Take every line where the string "yang" appears and copy it.
— START —
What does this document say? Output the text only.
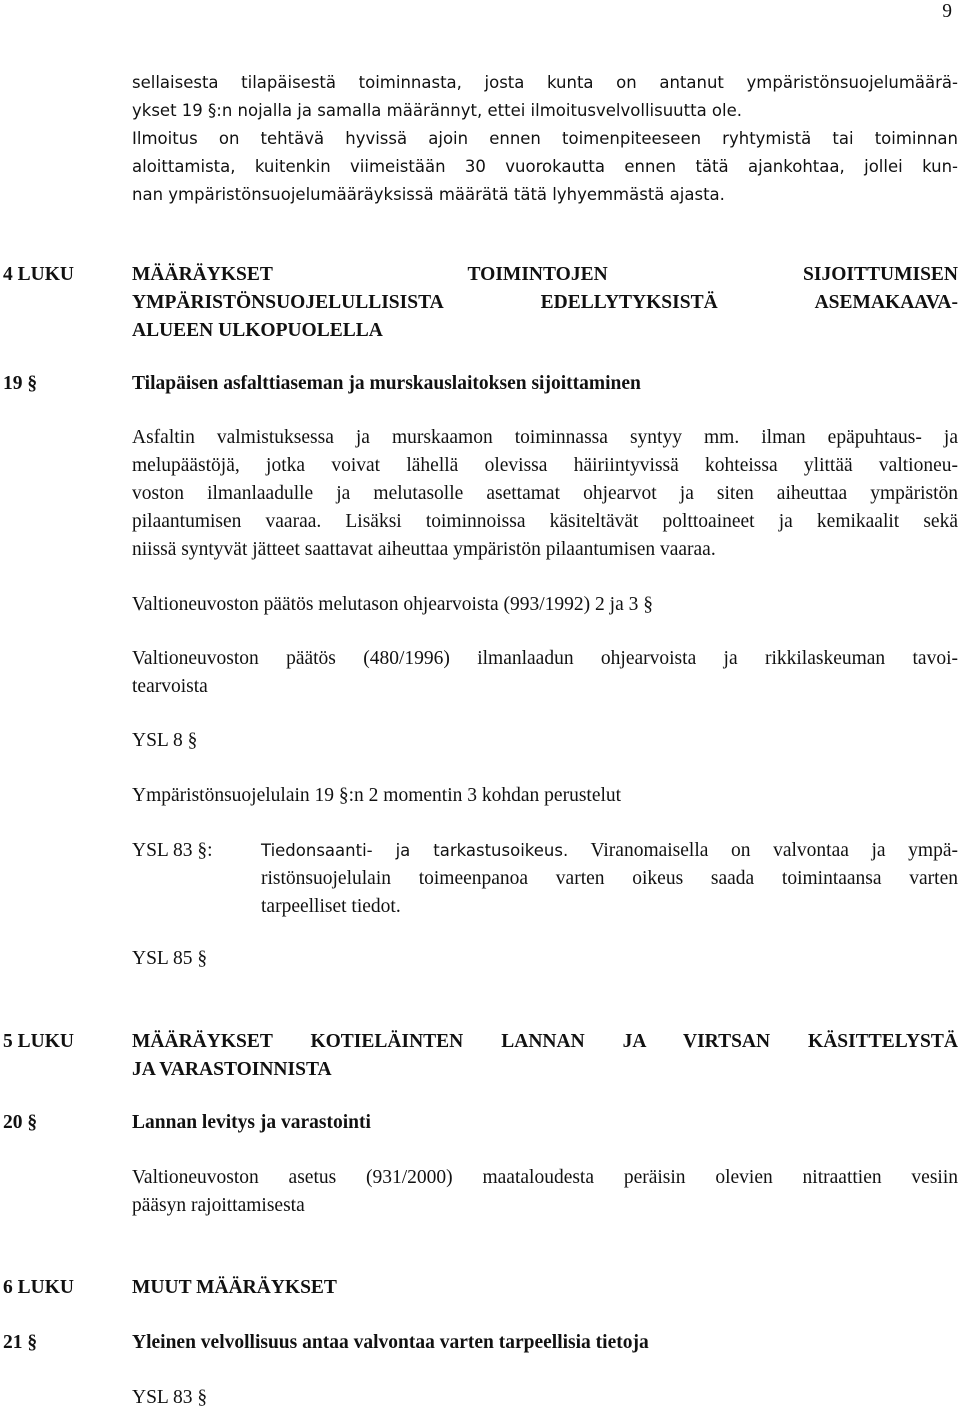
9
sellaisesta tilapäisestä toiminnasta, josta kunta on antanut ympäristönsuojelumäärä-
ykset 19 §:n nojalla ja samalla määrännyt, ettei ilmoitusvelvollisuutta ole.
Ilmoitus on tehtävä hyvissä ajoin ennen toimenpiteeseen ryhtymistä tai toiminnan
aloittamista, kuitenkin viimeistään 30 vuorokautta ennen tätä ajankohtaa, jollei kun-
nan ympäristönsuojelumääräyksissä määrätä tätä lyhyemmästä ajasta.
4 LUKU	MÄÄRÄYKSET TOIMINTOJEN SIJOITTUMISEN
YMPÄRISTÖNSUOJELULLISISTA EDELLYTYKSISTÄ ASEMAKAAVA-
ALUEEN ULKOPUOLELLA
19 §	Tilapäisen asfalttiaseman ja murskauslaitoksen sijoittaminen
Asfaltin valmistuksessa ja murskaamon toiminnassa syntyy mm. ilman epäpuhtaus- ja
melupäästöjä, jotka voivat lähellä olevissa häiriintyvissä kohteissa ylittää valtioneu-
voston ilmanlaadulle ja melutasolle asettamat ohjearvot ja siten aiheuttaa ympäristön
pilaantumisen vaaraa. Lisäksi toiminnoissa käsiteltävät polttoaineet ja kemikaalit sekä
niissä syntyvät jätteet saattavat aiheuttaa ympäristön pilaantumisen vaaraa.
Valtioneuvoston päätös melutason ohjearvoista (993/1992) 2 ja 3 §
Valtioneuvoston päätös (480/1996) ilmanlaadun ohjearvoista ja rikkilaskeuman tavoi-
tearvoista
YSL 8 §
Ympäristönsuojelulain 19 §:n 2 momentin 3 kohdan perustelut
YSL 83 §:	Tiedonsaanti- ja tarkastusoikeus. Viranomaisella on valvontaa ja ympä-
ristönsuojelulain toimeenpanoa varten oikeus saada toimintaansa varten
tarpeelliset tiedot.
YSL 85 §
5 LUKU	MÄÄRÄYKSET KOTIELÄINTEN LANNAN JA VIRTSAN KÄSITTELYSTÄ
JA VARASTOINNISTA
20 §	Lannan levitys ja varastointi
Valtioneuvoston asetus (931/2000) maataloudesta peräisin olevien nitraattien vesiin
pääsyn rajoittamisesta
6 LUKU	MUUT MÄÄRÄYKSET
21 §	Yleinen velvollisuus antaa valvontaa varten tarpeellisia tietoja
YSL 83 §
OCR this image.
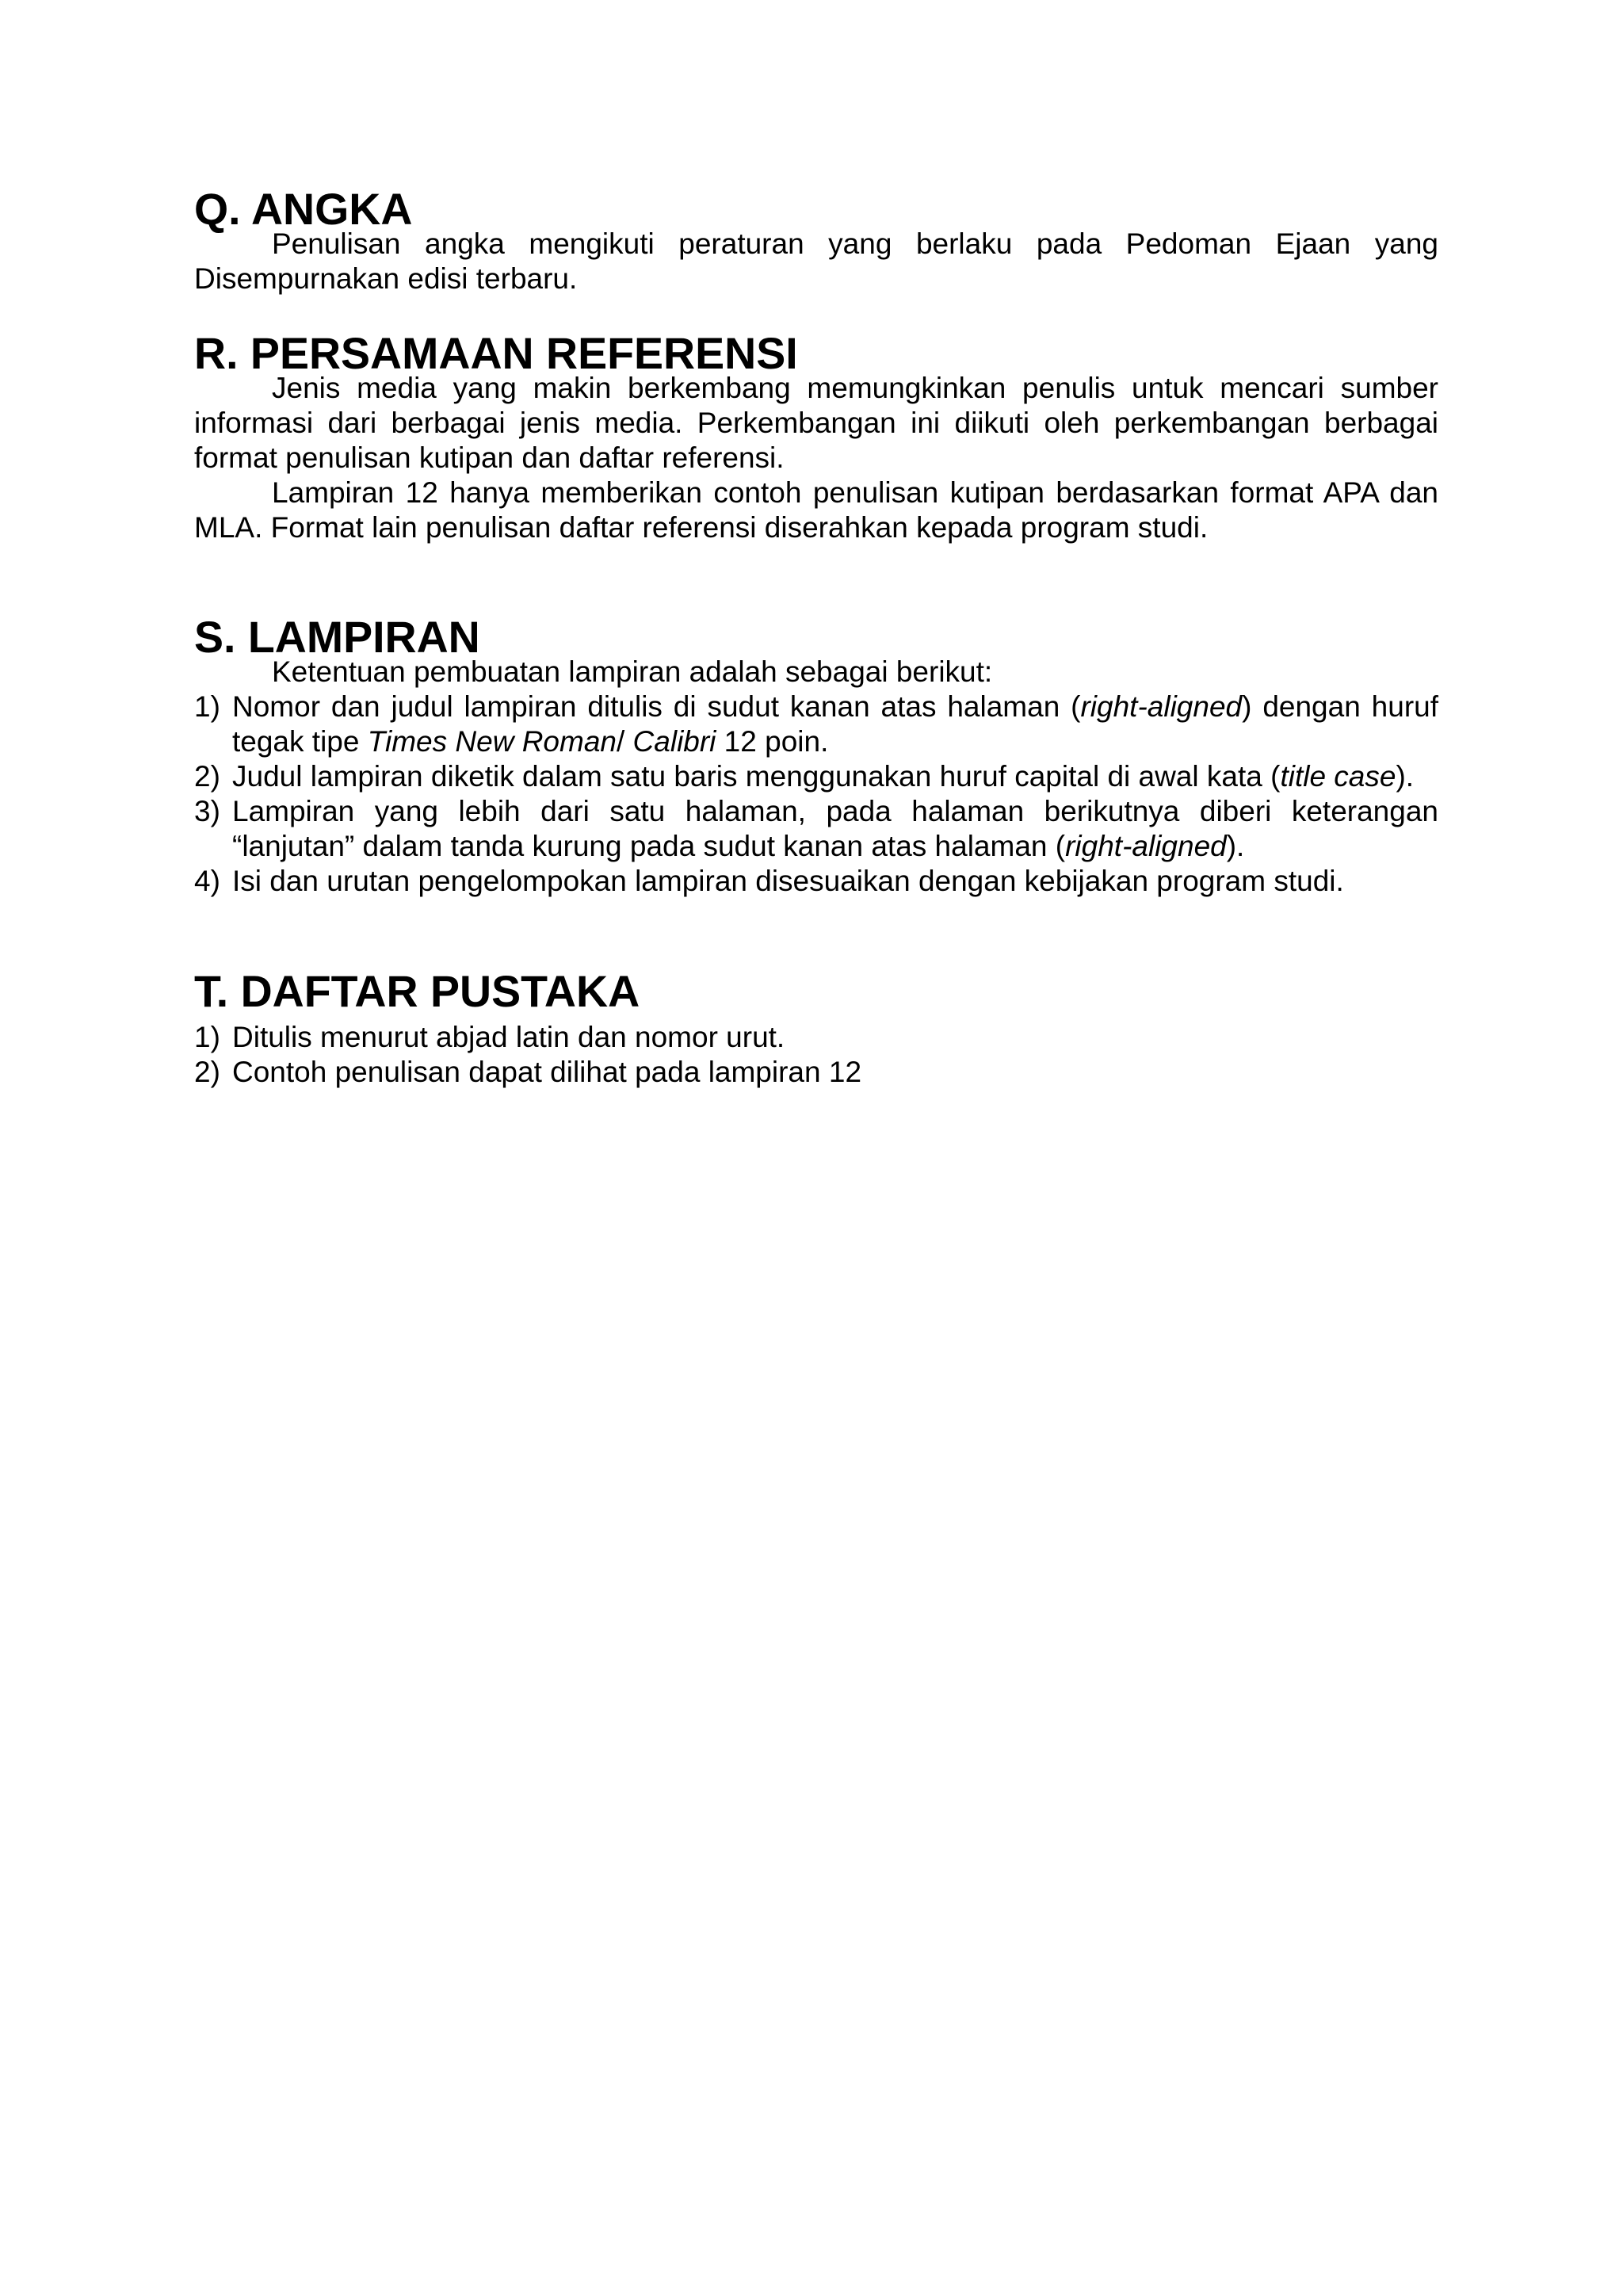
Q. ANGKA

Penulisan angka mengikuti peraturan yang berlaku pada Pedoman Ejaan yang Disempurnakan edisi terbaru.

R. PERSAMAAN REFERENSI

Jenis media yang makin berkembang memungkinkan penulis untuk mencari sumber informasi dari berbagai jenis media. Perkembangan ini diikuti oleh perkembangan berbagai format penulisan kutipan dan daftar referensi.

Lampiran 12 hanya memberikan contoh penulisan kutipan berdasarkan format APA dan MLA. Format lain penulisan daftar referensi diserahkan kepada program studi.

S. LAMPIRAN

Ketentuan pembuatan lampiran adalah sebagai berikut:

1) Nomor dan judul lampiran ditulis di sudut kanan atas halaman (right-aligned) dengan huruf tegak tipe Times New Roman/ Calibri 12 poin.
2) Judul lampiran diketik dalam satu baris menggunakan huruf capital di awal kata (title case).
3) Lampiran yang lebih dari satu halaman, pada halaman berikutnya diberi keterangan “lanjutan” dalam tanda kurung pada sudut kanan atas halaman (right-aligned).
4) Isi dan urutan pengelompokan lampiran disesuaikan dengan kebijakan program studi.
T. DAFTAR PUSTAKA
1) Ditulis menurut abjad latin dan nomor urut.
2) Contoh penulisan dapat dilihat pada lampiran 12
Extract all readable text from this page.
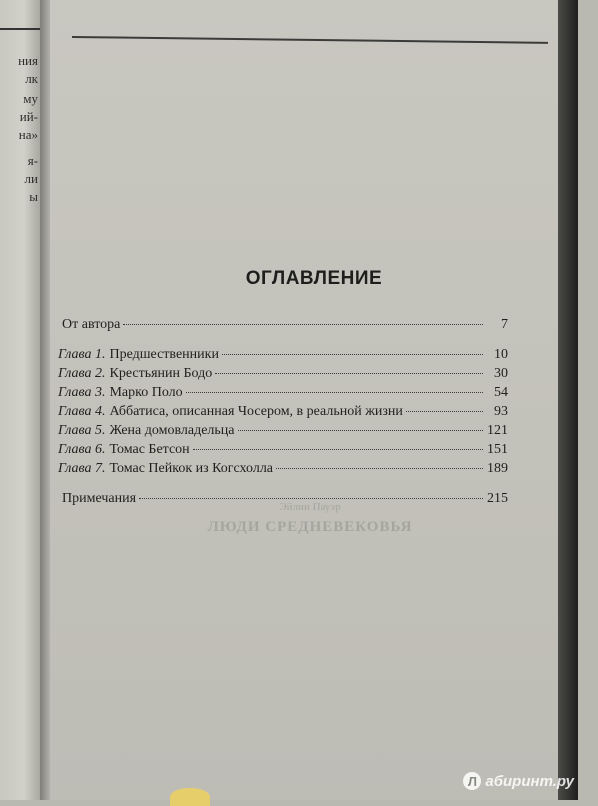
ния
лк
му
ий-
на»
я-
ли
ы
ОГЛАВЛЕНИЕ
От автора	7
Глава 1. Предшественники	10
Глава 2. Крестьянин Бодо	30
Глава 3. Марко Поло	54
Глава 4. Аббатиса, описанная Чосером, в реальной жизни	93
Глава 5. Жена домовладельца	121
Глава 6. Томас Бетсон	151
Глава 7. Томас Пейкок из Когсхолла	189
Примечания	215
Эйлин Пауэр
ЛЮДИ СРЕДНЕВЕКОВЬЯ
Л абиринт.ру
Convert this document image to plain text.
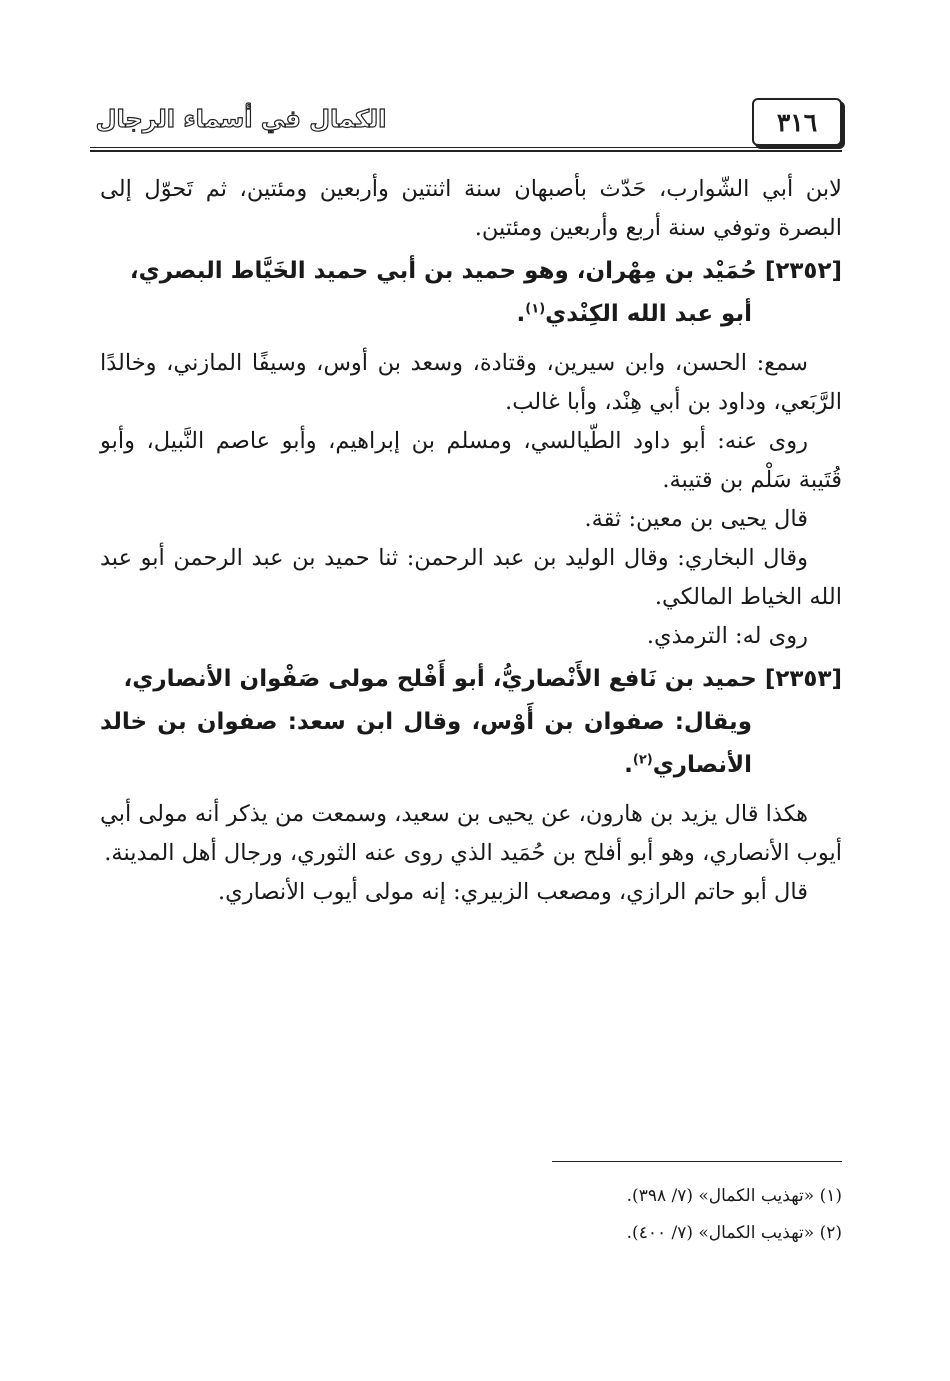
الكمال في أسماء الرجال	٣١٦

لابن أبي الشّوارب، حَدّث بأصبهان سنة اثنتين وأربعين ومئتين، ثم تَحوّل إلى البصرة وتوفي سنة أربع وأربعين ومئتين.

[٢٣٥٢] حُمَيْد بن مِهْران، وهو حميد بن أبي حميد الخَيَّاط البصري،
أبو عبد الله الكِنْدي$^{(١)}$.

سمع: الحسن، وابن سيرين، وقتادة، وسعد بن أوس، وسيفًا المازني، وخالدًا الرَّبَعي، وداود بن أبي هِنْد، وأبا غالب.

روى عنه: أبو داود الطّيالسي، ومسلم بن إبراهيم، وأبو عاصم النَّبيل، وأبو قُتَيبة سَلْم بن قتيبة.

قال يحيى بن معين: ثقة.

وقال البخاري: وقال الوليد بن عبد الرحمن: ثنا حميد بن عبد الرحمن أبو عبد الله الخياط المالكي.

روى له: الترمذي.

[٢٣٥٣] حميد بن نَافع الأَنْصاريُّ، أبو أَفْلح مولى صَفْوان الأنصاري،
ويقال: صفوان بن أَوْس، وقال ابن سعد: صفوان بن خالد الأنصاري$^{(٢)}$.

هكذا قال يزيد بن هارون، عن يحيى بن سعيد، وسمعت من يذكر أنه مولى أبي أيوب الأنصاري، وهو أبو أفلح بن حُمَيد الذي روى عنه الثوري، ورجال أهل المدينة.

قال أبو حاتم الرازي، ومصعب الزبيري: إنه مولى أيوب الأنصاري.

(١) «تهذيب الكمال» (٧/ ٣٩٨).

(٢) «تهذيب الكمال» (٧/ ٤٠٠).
— END —
> TASK OUTPUT:
Penulisan angka mengikuti peraturan yang berlaku pada Pedoman Ejaan yang Disempurnakan edisi terbaru.
Jenis media yang makin berkembang memungkinkan penulis untuk mencari sumber informasi dari berbagai jenis media. Perkembangan ini diikuti oleh perkembangan berbagai format penulisan kutipan dan daftar referensi.
3) Lampiran yang lebih dari satu halaman, pada halaman berikutnya diberi keterangan “lanjutan” dalam tanda kurung pada sudut kanan atas halaman (right-aligned).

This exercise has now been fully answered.